** Start **

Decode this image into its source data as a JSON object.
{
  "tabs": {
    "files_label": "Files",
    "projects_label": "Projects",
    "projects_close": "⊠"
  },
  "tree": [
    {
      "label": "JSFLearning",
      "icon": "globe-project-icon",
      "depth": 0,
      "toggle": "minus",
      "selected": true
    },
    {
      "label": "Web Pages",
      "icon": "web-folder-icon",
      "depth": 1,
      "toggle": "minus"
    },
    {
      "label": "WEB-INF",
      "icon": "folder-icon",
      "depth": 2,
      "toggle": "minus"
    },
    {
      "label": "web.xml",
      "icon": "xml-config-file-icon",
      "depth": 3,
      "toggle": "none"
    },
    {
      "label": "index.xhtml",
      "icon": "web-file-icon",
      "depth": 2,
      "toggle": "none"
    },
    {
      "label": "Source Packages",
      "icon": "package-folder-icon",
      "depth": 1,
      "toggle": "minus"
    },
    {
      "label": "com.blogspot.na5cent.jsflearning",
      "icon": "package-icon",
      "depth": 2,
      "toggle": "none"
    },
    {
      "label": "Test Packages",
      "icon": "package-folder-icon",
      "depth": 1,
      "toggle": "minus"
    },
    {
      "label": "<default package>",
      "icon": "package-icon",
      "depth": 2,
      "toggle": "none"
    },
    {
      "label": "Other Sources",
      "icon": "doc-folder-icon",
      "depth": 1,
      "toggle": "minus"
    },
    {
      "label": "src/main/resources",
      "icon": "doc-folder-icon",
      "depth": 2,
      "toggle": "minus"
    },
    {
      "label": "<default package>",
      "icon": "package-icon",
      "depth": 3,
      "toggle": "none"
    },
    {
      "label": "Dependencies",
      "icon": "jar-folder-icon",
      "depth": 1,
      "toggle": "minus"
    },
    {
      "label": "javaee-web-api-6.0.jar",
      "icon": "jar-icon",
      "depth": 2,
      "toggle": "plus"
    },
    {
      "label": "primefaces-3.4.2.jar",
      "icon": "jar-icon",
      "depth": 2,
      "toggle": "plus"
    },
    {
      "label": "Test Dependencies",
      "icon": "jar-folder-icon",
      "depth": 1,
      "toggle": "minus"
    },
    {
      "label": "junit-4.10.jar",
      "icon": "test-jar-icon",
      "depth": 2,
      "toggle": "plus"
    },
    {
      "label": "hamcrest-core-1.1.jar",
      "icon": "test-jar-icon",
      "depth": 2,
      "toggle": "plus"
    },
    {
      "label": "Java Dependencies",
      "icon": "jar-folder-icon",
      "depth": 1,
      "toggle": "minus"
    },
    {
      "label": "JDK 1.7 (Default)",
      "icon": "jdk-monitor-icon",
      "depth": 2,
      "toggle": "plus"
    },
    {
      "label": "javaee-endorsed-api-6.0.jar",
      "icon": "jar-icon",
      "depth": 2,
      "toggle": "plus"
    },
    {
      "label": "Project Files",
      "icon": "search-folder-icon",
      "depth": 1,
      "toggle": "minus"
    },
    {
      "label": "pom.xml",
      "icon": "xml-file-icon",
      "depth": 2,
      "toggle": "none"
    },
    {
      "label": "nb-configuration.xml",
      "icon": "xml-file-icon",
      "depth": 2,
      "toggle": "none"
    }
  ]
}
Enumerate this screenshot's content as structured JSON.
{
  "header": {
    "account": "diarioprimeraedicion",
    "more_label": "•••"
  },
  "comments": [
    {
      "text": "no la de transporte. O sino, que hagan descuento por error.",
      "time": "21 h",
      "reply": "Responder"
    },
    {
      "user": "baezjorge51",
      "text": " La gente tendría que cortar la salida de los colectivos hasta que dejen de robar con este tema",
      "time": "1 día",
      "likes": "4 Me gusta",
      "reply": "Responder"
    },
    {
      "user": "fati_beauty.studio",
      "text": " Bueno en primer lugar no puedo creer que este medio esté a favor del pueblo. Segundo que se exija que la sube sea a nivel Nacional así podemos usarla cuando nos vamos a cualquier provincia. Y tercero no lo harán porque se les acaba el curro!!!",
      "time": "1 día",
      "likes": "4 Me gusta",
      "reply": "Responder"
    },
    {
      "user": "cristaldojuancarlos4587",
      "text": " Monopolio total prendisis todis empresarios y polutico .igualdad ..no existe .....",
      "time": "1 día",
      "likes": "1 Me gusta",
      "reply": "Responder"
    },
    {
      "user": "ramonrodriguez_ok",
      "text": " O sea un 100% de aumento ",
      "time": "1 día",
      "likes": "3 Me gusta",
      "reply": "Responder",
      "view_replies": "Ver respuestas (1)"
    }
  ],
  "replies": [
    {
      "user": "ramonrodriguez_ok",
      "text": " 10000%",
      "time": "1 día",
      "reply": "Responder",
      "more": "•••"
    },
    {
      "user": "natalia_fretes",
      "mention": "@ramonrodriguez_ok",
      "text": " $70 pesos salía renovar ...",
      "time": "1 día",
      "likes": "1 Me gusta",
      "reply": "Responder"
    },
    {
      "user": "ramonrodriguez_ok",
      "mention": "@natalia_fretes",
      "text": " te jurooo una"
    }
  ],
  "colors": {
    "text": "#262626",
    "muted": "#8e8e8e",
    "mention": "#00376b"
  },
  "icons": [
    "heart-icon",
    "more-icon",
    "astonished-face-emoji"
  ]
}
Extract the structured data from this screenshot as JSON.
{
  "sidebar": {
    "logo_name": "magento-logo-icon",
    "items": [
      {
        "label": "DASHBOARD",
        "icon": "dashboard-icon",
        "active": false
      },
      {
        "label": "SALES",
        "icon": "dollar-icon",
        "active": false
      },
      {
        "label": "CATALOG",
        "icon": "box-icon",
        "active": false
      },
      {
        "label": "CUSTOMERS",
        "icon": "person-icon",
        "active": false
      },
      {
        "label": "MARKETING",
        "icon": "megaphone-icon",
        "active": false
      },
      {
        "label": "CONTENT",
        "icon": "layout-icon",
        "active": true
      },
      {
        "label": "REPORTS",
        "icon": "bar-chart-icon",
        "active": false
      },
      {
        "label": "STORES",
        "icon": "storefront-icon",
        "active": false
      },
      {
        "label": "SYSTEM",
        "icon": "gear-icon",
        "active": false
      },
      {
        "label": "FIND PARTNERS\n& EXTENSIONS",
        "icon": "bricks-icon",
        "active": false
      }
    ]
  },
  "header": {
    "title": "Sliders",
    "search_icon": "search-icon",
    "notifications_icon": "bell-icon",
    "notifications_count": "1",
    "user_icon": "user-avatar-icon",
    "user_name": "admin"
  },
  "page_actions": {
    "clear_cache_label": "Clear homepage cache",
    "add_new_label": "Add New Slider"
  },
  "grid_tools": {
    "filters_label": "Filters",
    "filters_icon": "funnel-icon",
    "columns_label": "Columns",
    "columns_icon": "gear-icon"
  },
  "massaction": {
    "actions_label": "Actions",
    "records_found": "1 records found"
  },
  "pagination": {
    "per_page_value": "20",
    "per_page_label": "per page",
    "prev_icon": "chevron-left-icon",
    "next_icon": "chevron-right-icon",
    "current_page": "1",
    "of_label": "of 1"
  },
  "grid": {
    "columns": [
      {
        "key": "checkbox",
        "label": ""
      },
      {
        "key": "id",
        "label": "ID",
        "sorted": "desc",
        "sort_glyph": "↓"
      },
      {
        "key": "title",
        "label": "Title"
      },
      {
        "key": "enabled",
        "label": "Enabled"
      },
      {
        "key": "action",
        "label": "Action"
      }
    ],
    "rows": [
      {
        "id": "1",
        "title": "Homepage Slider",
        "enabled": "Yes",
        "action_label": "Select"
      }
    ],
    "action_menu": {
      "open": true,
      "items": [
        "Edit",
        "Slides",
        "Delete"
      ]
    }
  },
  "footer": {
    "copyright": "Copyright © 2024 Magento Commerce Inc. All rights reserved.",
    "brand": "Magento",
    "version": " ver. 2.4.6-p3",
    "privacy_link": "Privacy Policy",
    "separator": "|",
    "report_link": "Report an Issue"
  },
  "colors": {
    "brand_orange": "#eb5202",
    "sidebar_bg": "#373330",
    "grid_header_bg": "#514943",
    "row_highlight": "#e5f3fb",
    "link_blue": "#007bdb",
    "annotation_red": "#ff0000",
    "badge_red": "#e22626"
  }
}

** End **

Stated goal =
Collect every line above that contains the word "this".

Solution to the problem =
Decode this image into its source data as a JSON object.
Enumerate this screenshot's content as structured JSON.
Extract the structured data from this screenshot as JSON.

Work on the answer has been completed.